→ **Task brief**
Locate and copy each line in the data that contains the word "output".
[START Exercise materials]
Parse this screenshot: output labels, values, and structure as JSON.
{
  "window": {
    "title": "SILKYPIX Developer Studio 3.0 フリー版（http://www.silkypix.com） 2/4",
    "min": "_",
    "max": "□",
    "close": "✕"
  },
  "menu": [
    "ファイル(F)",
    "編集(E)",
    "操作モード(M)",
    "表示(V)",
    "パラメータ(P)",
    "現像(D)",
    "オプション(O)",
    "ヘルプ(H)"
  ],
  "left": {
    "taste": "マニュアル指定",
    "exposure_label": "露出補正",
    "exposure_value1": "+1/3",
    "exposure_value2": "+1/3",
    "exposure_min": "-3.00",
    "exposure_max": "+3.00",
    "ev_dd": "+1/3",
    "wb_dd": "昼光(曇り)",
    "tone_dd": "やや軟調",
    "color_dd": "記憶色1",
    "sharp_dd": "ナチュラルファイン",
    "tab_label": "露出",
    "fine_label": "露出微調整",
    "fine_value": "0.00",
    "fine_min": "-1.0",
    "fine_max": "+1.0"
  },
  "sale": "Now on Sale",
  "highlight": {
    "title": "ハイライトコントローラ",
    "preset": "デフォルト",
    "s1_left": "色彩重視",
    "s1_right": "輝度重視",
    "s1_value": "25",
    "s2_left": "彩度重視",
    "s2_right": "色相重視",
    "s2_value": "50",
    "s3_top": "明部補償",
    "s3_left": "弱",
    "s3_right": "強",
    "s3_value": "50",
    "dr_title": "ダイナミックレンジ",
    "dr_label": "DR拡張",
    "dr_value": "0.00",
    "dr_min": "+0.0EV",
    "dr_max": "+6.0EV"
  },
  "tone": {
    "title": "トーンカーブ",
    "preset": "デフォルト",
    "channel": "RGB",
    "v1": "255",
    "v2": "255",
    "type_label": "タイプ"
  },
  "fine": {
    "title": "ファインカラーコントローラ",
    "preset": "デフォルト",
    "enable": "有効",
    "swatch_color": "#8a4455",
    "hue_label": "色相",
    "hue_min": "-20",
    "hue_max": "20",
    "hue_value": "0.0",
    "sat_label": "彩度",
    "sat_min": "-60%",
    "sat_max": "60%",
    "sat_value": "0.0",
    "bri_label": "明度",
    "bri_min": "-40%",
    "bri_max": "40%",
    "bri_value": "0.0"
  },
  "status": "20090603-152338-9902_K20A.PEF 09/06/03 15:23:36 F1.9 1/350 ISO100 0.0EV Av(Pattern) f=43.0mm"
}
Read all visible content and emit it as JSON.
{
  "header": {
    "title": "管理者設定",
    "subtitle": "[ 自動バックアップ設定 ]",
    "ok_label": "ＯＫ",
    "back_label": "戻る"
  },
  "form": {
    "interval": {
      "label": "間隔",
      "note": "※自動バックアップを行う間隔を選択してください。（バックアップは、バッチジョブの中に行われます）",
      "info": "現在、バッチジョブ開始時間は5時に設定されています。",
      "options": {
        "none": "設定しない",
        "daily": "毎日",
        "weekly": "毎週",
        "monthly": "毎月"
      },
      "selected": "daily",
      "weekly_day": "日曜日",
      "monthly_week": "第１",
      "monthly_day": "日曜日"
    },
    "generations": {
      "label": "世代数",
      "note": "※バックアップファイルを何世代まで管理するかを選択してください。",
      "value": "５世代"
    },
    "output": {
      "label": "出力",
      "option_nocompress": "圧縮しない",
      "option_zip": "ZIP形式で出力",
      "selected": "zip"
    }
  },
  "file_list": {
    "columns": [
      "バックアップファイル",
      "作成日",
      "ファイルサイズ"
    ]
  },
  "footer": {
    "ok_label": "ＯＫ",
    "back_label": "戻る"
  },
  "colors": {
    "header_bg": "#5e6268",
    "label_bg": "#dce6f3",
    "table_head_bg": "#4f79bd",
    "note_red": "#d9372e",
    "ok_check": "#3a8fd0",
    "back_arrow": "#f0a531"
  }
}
[END Exercise materials]
→ **Reply to the exercise**
Parse this screenshot: output labels, values, and structure as JSON.
    "output": {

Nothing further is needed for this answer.